Saved data entries:
────────────────────────────────────────

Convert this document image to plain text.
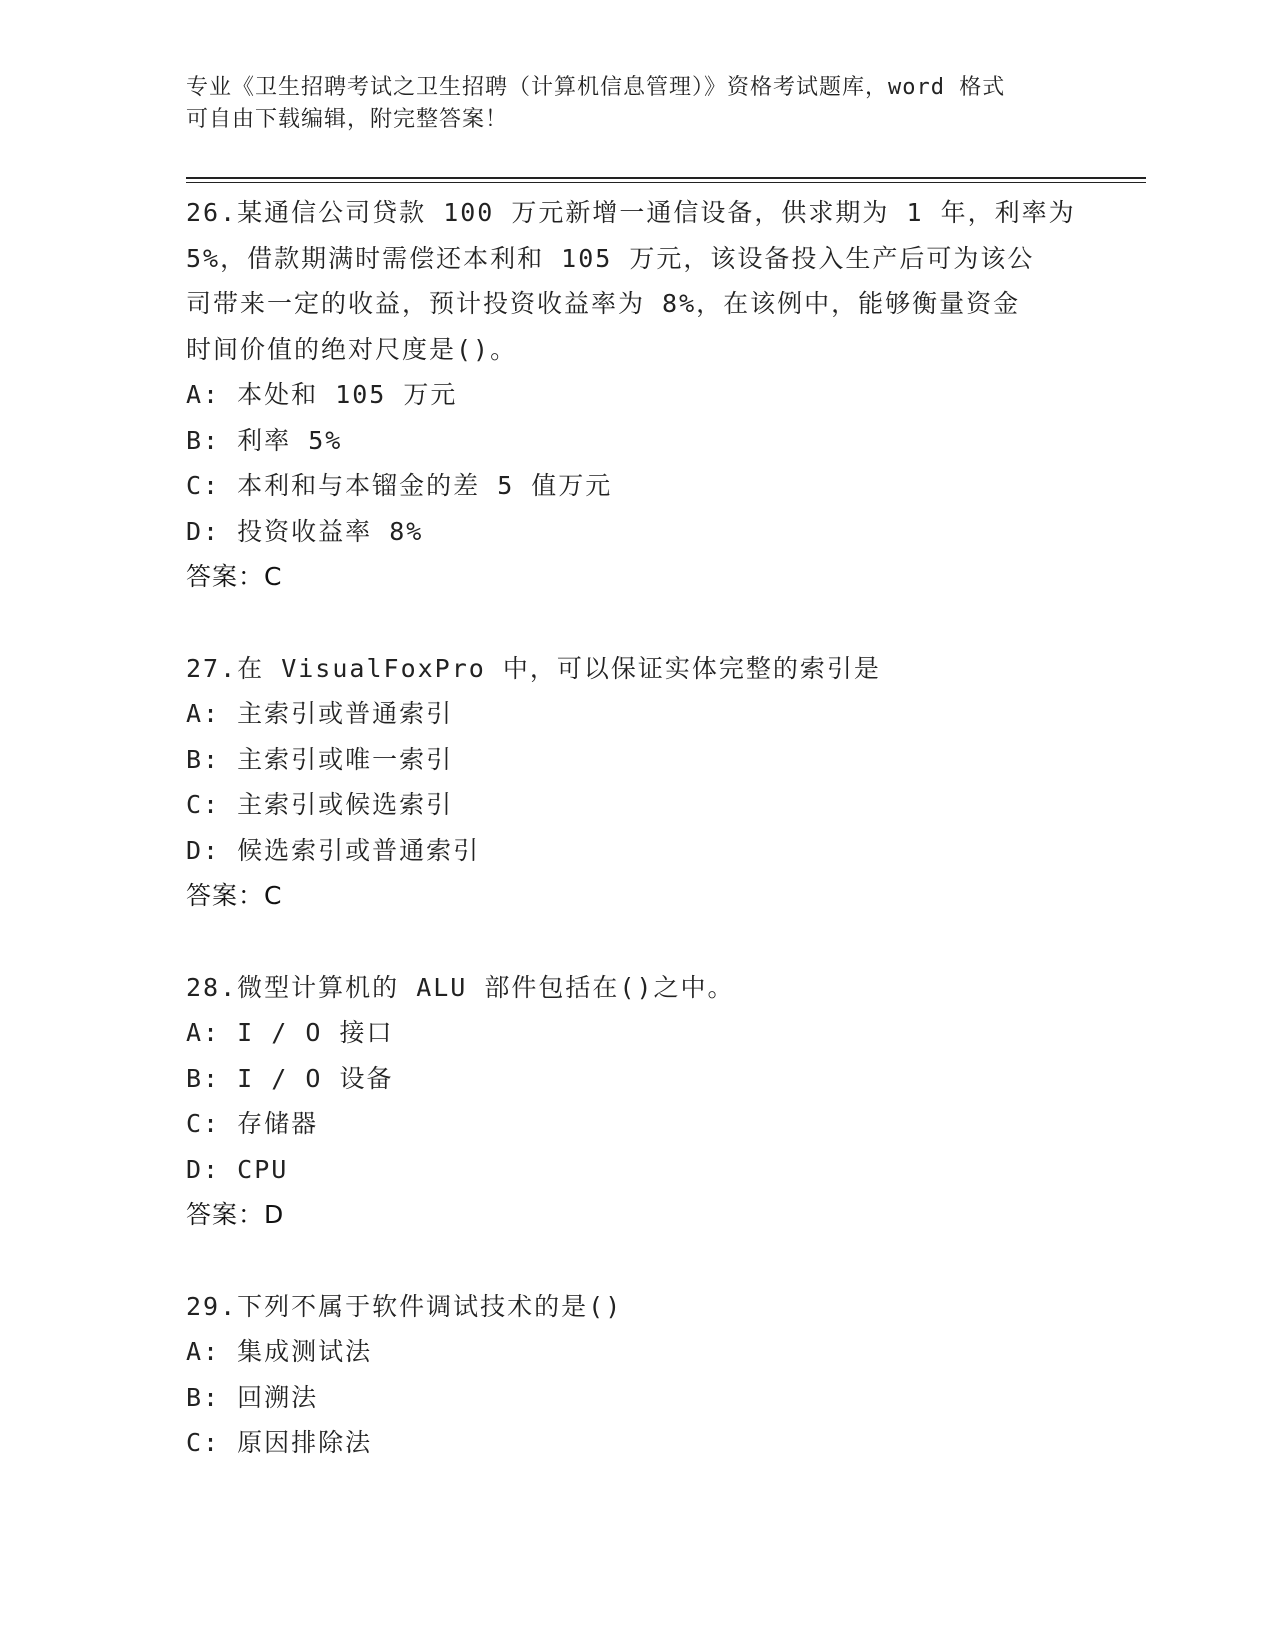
专业《卫生招聘考试之卫生招聘（计算机信息管理）》资格考试题库，word 格式
可自由下载编辑，附完整答案！

26.某通信公司贷款 100 万元新增一通信设备，供求期为 1 年，利率为

5%，借款期满时需偿还本利和 105 万元，该设备投入生产后可为该公

司带来一定的收益，预计投资收益率为 8%，在该例中，能够衡量资金

时间价值的绝对尺度是()。

A: 本处和 105 万元

B: 利率 5%

C: 本利和与本镏金的差 5 值万元

D: 投资收益率 8%

答案：C

27.在 VisualFoxPro 中，可以保证实体完整的索引是

A: 主索引或普通索引

B: 主索引或唯一索引

C: 主索引或候选索引

D: 候选索引或普通索引

答案：C

28.微型计算机的 ALU 部件包括在()之中。

A: I / O 接口

B: I / O 设备

C: 存储器

D: CPU

答案：D

29.下列不属于软件调试技术的是()

A: 集成测试法

B: 回溯法

C: 原因排除法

────────────────────────────────────────

[Work required] Write out each entry exactly as given, but skip the pictures.

[Task output]
Convert this document image to plain text.
专业《卫生招聘考试之卫生招聘（计算机信息管理）》资格考试题库，word 格式
可自由下载编辑，附完整答案！

26.某通信公司贷款 100 万元新增一通信设备，供求期为 1 年，利率为

5%，借款期满时需偿还本利和 105 万元，该设备投入生产后可为该公

司带来一定的收益，预计投资收益率为 8%，在该例中，能够衡量资金

时间价值的绝对尺度是()。

A: 本处和 105 万元

B: 利率 5%

C: 本利和与本镏金的差 5 值万元

D: 投资收益率 8%

答案：C

27.在 VisualFoxPro 中，可以保证实体完整的索引是

A: 主索引或普通索引

B: 主索引或唯一索引

C: 主索引或候选索引

D: 候选索引或普通索引

答案：C

28.微型计算机的 ALU 部件包括在()之中。

A: I / O 接口

B: I / O 设备

C: 存储器

D: CPU

答案：D

29.下列不属于软件调试技术的是()

A: 集成测试法

B: 回溯法

C: 原因排除法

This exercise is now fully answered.